Saved data entries:
** start **

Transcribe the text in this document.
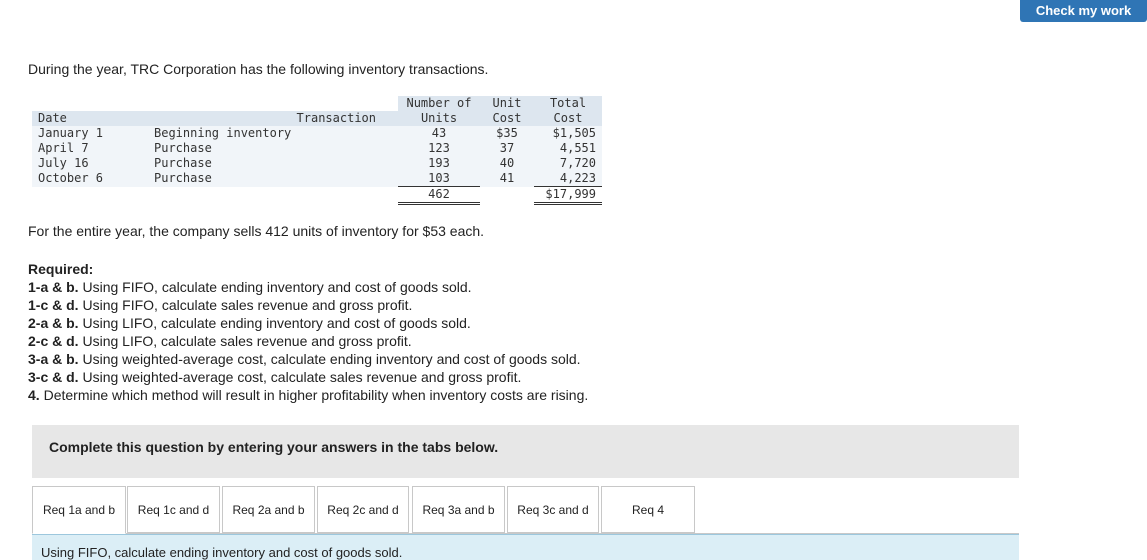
Check my work

During the year, TRC Corporation has the following inventory transactions.

		Number of	Unit	Total
Date	Transaction	Units	Cost	Cost
January 1	Beginning inventory	43	$35	$1,505
April 7	Purchase	123	37	4,551
July 16	Purchase	193	40	7,720
October 6	Purchase	103	41	4,223
		462		$17,999

For the entire year, the company sells 412 units of inventory for $53 each.

Required:
1-a & b. Using FIFO, calculate ending inventory and cost of goods sold.
1-c & d. Using FIFO, calculate sales revenue and gross profit.
2-a & b. Using LIFO, calculate ending inventory and cost of goods sold.
2-c & d. Using LIFO, calculate sales revenue and gross profit.
3-a & b. Using weighted-average cost, calculate ending inventory and cost of goods sold.
3-c & d. Using weighted-average cost, calculate sales revenue and gross profit.
4. Determine which method will result in higher profitability when inventory costs are rising.
Complete this question by entering your answers in the tabs below.
Req 1a and b	Req 1c and d	Req 2a and b	Req 2c and d	Req 3a and b	Req 3c and d	Req 4
Using FIFO, calculate ending inventory and cost of goods sold.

** end **

INSTRUCTION:
Show all lines above holding "weighted".

WRITTEN RESPONSE:
3-a & b. Using weighted-average cost, calculate ending inventory and cost of goods sold.
3-c & d. Using weighted-average cost, calculate sales revenue and gross profit.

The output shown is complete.